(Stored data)

## start

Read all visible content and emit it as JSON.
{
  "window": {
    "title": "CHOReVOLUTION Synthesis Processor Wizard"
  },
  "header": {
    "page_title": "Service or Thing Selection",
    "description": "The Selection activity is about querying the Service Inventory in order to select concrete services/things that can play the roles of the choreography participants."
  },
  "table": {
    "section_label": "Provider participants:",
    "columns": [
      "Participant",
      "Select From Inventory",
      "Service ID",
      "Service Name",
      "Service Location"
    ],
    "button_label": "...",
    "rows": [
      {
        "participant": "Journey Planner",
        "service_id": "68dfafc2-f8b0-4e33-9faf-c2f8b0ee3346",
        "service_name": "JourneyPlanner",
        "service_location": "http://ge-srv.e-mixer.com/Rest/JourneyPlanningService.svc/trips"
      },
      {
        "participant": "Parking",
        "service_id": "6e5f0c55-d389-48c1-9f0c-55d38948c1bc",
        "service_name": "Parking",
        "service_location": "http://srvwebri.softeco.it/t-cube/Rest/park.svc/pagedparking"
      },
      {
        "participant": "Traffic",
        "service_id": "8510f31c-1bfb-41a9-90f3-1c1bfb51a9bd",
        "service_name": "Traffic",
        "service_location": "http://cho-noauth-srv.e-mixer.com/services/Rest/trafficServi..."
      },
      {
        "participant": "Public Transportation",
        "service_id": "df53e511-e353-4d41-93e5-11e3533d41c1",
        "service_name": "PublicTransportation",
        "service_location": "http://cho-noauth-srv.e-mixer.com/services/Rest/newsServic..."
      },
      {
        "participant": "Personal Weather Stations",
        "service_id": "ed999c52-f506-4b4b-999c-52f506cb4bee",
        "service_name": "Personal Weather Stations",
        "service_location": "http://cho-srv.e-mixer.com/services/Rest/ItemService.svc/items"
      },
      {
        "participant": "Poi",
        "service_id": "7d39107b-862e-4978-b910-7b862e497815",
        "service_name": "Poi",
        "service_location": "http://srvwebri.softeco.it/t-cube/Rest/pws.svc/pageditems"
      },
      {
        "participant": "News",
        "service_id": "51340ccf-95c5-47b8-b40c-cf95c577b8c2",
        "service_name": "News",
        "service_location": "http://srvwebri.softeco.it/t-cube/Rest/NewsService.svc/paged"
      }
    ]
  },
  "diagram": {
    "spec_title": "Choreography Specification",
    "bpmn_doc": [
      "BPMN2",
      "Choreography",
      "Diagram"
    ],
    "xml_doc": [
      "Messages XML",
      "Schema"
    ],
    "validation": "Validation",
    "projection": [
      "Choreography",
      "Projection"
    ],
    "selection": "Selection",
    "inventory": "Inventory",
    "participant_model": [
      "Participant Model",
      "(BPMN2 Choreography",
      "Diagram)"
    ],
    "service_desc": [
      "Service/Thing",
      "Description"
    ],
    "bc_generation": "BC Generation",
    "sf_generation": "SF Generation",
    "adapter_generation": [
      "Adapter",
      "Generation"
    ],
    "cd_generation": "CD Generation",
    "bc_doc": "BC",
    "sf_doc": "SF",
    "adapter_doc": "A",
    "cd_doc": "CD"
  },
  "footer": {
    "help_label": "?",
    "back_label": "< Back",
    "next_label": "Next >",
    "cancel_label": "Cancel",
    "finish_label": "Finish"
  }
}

## end

Your task is to gather every line with the word "srvwebri" and copy it.

TASK OUTPUT –
        "service_location": "http://srvwebri.softeco.it/t-cube/Rest/park.svc/pagedparking"
        "service_location": "http://srvwebri.softeco.it/t-cube/Rest/pws.svc/pageditems"
        "service_location": "http://srvwebri.softeco.it/t-cube/Rest/NewsService.svc/paged"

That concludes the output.